- **原文**
=====

Heavy Watal

Git — 分散型バージョン管理システム

https://git-scm.com/

Gitは分散型バージョン管理システムの代表格。 プログラムのソースコードはもちろんのこと、 研究ノートや論文の原稿などあらゆるテキストの管理に使える。

GitHubはGitをより便利に使うためのオンラインサービス。 個人的なリポジトリ置き場としてはもちろんのこと、 ほかの人と共有・協力してプロジェクトを進めるプラットフォームとしても使える。

GitのライバルとしてMercurialもあるが、 BitBucket (GitHubのライバル) がGit対応した今となってはMercurialを積極的に使う理由は無い気がする。

基本

準備

手元の変更を外に伝える

📁 working directory (working tree)
手元のファイルの変更はまだリポジトリに登録されていない
add
staging area (index)
次のコミットに含めるファイルをマークする段階
commit
local repository
変更履歴が .git/ 内に記録されている
push
remote repository
GitHubなど別マシンのリポジトリに反映

外部の変更を手元に取り込む

remote repository
fetch
local repository
変更が .git/ に取り込まれたが、見えてるファイルには反映されてない
merge or rebase
📁 working directory
手元のファイルが最新版に同期されている

用語

blob
git内部で1つのファイルを指すオブジェクトで、add時に作られる。 ファイル名などのメタデータは持たず、 ファイルの内容にのみ依存したハッシュIDを持つ。
tree
git内部で1つのディレクトリを指すオブジェクトで、commitした時に作られる。 blobやファイル名などのメタデータに依存したハッシュIDを持ち、 その変化は親に伝播する。
commit
git内部でroot treeのsnapshotを指すオブジェクト。 root treeのハッシュID、著者、コメントなどの情報を持つ。 動詞としては、staging areaの情報をひとつのcommitとしてリポジトリに登録することを指す。
repository
commitの履歴を保持する拠点。 git init で手元に新規作成するか、git clone でリモートから複製する。
origin
remoteリポジトリの典型的なshortname。 clone時に自動的に追加され、 push先やfetch元を省略したときにデフォルトで使われる。 git remote -v で確認。
他の人のリポジトリをforkして使う場合、 自分のを origin, 元のを upstream と名付けるのが一般的。
master, main
デフォルトのブランチの典型的な名前。
HEAD, @
現在参照しているbranch/commitを指すポインタ。 基本的にはmasterの最新commitを指していることが多い。 1つ前は HEAD^HEAD~、 2つ前は HEAD^^HEAD~~HEAD~2。 (HEAD^2merge で複数の親がある場合の2番目)

zshのEXTENDED_GLOBが有効になってる場合は HEAD^ がパターン扱いされてエラーになるので、 HEAD\^ のようにエスケープするか unsetopt NOMATCH しておいたほうがいい。

よく使うコマンド

reset

git reset <DESTINATION>HEAD の位置を戻す処理で、 オプションによってindexとworking treeもそこに合わせるように変更される。 --soft なら HEAD 移動のみ。 --mixed なら移動した HEAD にindexも合わせる。 --hard なら移動した HEAD にindexとworking treeも合わせる。 直前の動作を取り消す用途に絞って使うのが無難:

# commit直後、それを取り消す (indexとworkingはそのまま)

=====

- **保存データ**
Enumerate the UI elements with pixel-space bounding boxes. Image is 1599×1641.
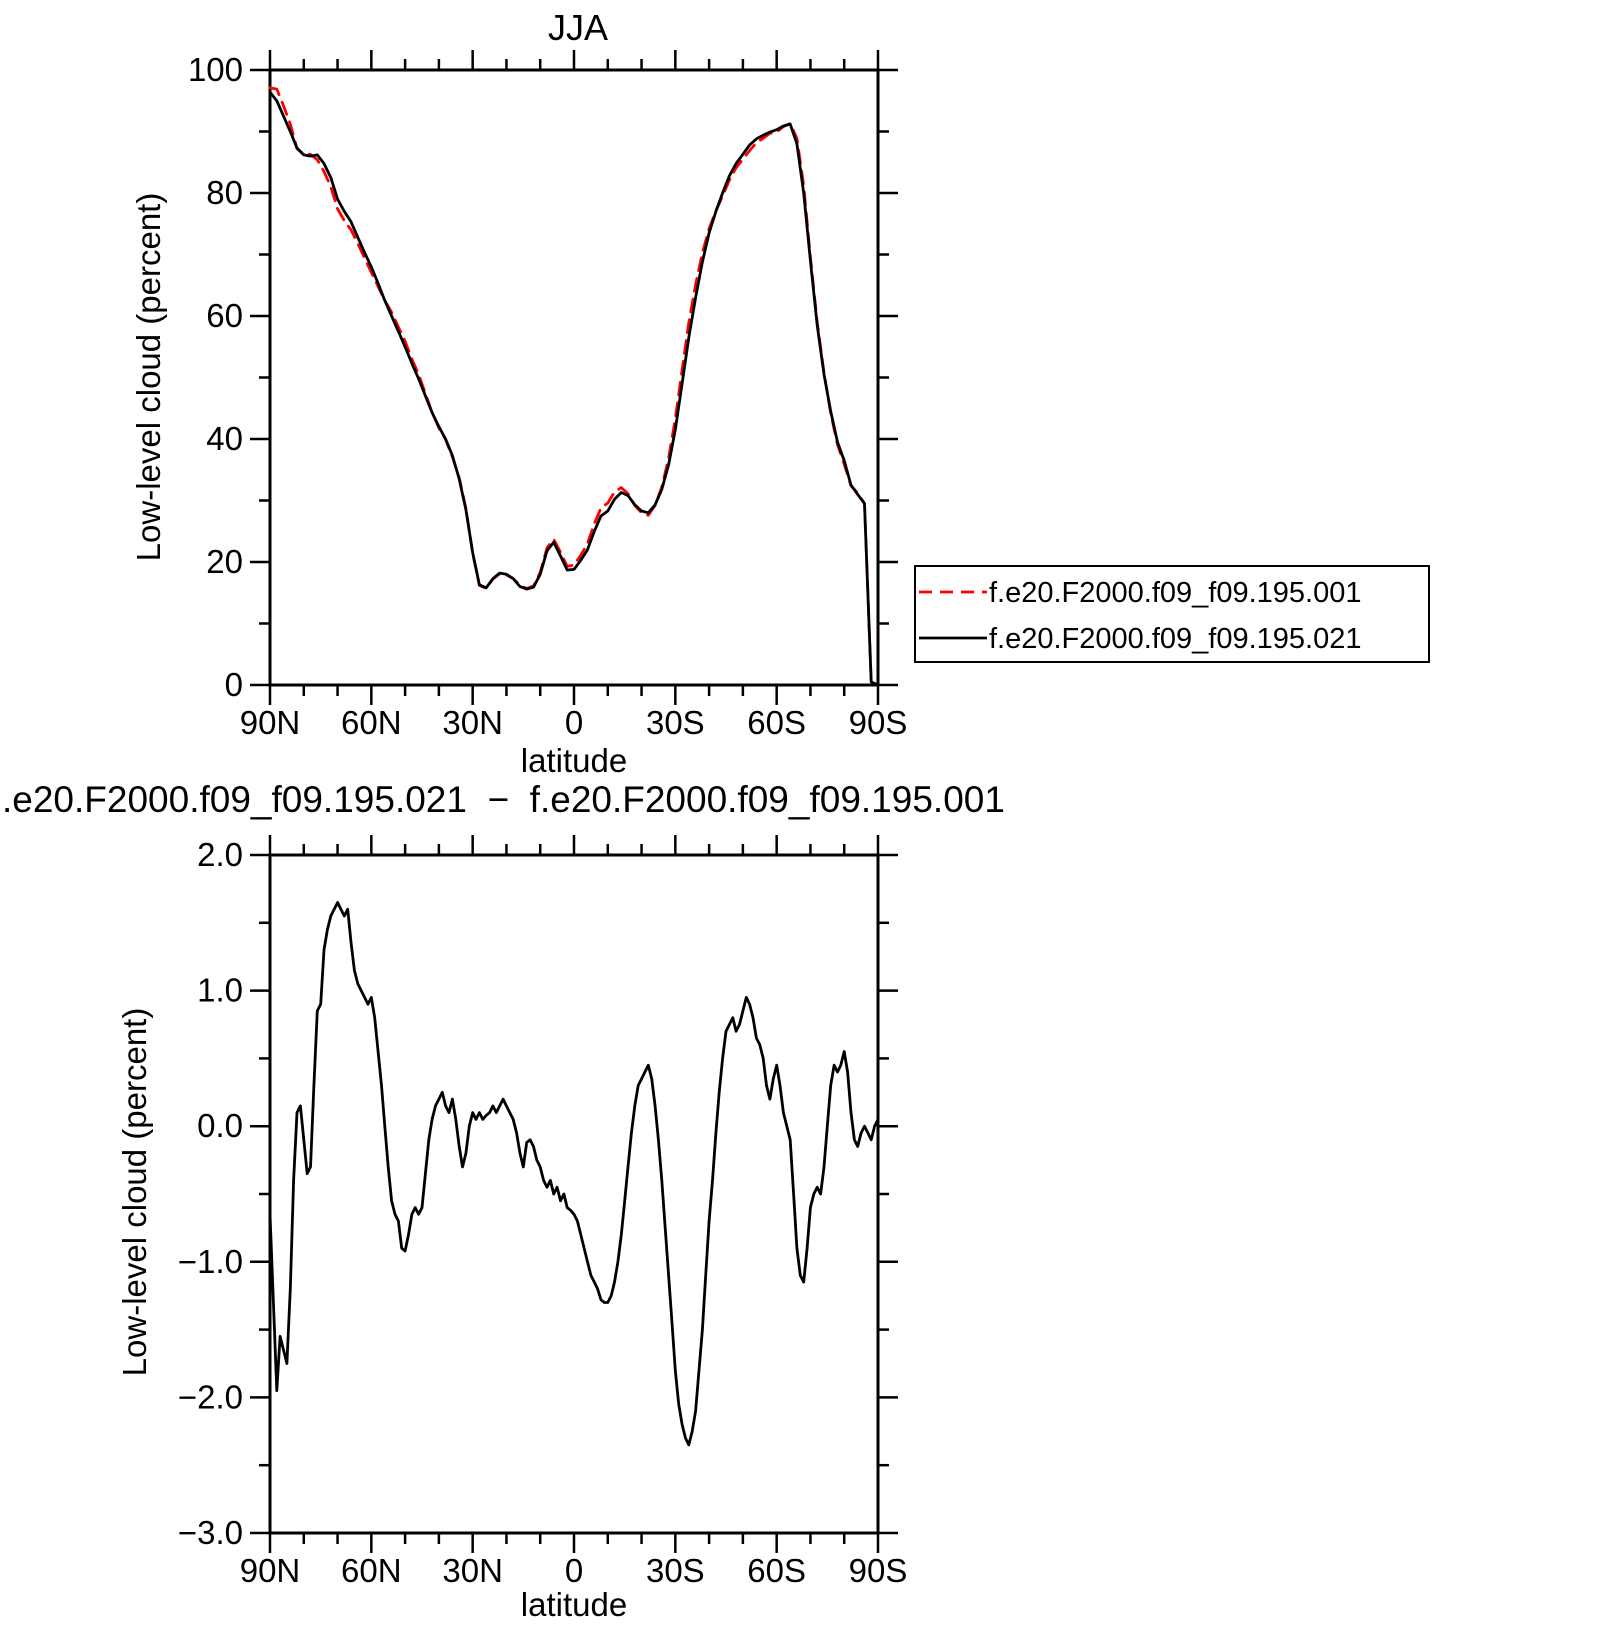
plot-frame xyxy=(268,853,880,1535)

=====

- **課題の内容**
原文の「Git — 分散型バージョン管理システム」から「BitBucket (GitHubのライバル) がGit対応した今となってはMercurialを積極的に使う理由は無い気がする。」までのすべてを、「研究ノート」を「実験ノート」に置き換えて書き直してください。 答えは原文だけをもとに出してください。

- **解答**
Git — 分散型バージョン管理システム

https://git-scm.com/

Gitは分散型バージョン管理システムの代表格。 プログラムのソースコードはもちろんのこと、 実験ノートや論文の原稿などあらゆるテキストの管理に使える。

GitHubはGitをより便利に使うためのオンラインサービス。 個人的なリポジトリ置き場としてはもちろんのこと、 ほかの人と共有・協力してプロジェクトを進めるプラットフォームとしても使える。

GitのライバルとしてMercurialもあるが、 BitBucket (GitHubのライバル) がGit対応した今となってはMercurialを積極的に使う理由は無い気がする。